▶ [Exercise brief]: Return an exact copy of the lines from the one holding "Serialize everything readable" to the end of the data, including both the starting and final lines. Leave the pictures out.

Data items
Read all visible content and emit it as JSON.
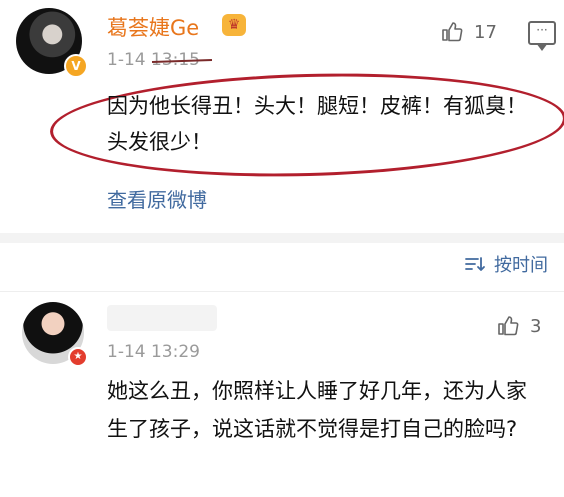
{
  "comment1": {
    "name": "葛荟婕Ge",
    "timestamp": "1-14 13:15",
    "likes": "17",
    "text": "因为他长得丑！头大！腿短！皮裤！有狐臭！头发很少！",
    "link": "查看原微博"
  },
  "sort": {
    "label": "按时间"
  },
  "comment2": {
    "timestamp": "1-14 13:29",
    "likes": "3",
    "text": "她这么丑，你照样让人睡了好几年，还为人家生了孩子，说这话就不觉得是打自己的脸吗?"
  },
  "colors": {
    "username": "#e8761c",
    "link": "#416a9f",
    "annotation": "#b21f2d",
    "muted": "#9a9a9a"
  },
  "icons": {
    "like": "thumbs-up-icon",
    "comment": "comment-icon",
    "sort": "sort-icon",
    "verified": "verified-badge-icon",
    "crown": "crown-icon"
  }
}
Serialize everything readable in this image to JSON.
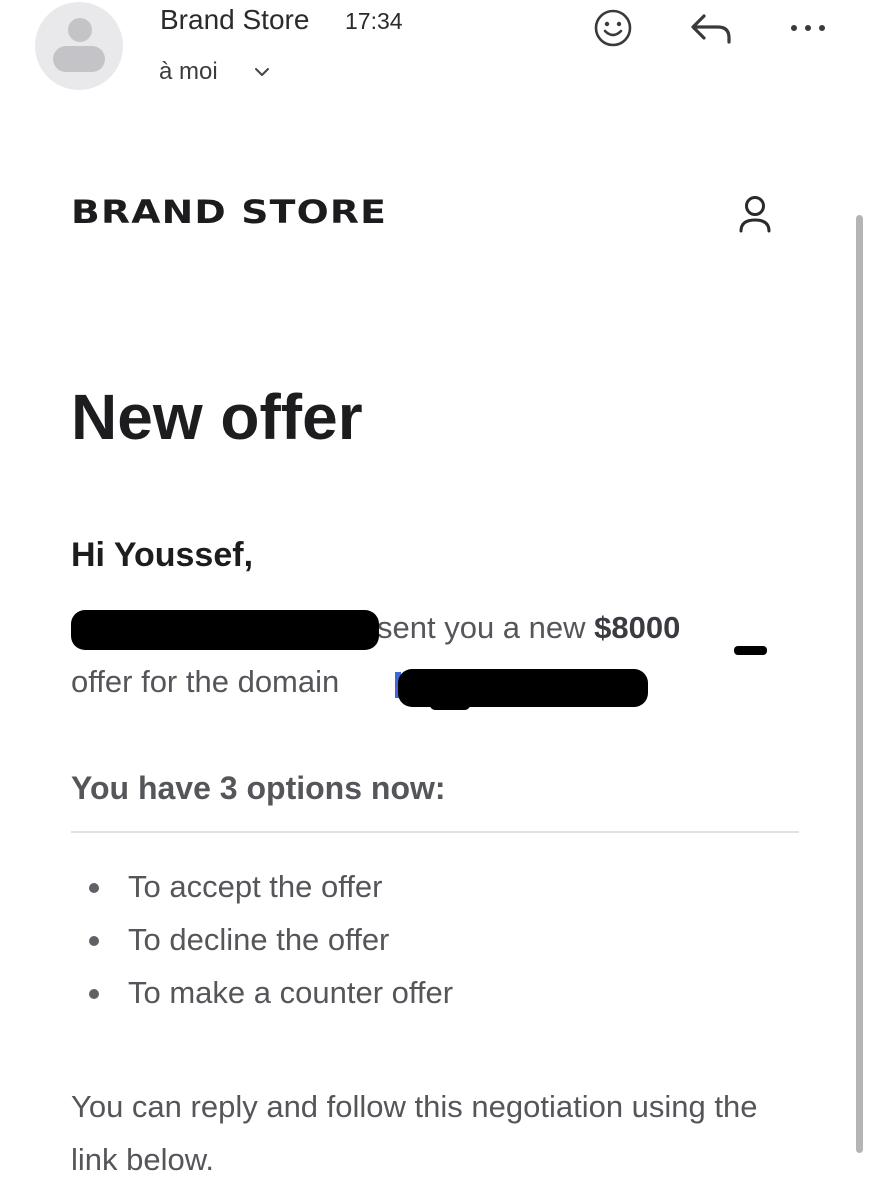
{
  "mail_header": {
    "sender": "Brand Store",
    "time": "17:34",
    "recipient": "à moi"
  },
  "email": {
    "brand_logo": "BRAND STORE",
    "title": "New offer",
    "greeting": "Hi Youssef,",
    "offer_text_start": "sent you a new ",
    "offer_amount": "$8000",
    "offer_text_line2": "offer for the domain",
    "options_heading": "You have 3 options now:",
    "options": [
      "To accept the offer",
      "To decline the offer",
      "To make a counter offer"
    ],
    "footer_text": "You can reply and follow this negotiation using the link below."
  },
  "colors": {
    "link": "#3d6bd3",
    "body_text": "#55565a",
    "heading": "#1d1d1f"
  },
  "icons": [
    "avatar-icon",
    "chevron-down-icon",
    "emoji-icon",
    "reply-icon",
    "more-icon",
    "account-icon"
  ]
}
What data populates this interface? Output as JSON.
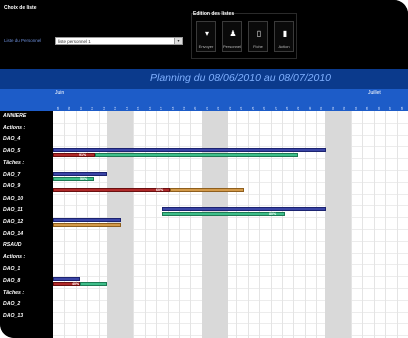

▶ [Response]:
Serialize everything readable in this image to JSON.
{
  "mail_header": {
    "sender": "Brand Store",
    "time": "17:34",
    "recipient": "à moi"
  },
  "email": {
    "brand_logo": "BRAND STORE",
    "title": "New offer",
    "greeting": "Hi Youssef,",
    "offer_text_start": "sent you a new ",
    "offer_amount": "$8000",
    "offer_text_line2": "offer for the domain",
    "options_heading": "You have 3 options now:",
    "options": [
      "To accept the offer",
      "To decline the offer",
      "To make a counter offer"
    ],
    "footer_text": "You can reply and follow this negotiation using the link below."
  },
  "colors": {
    "link": "#3d6bd3",
    "body_text": "#55565a",
    "heading": "#1d1d1f"
  },
  "icons": [
    "avatar-icon",
    "chevron-down-icon",
    "emoji-icon",
    "reply-icon",
    "more-icon",
    "account-icon"
  ]
}
What data populates this interface? Output as JSON.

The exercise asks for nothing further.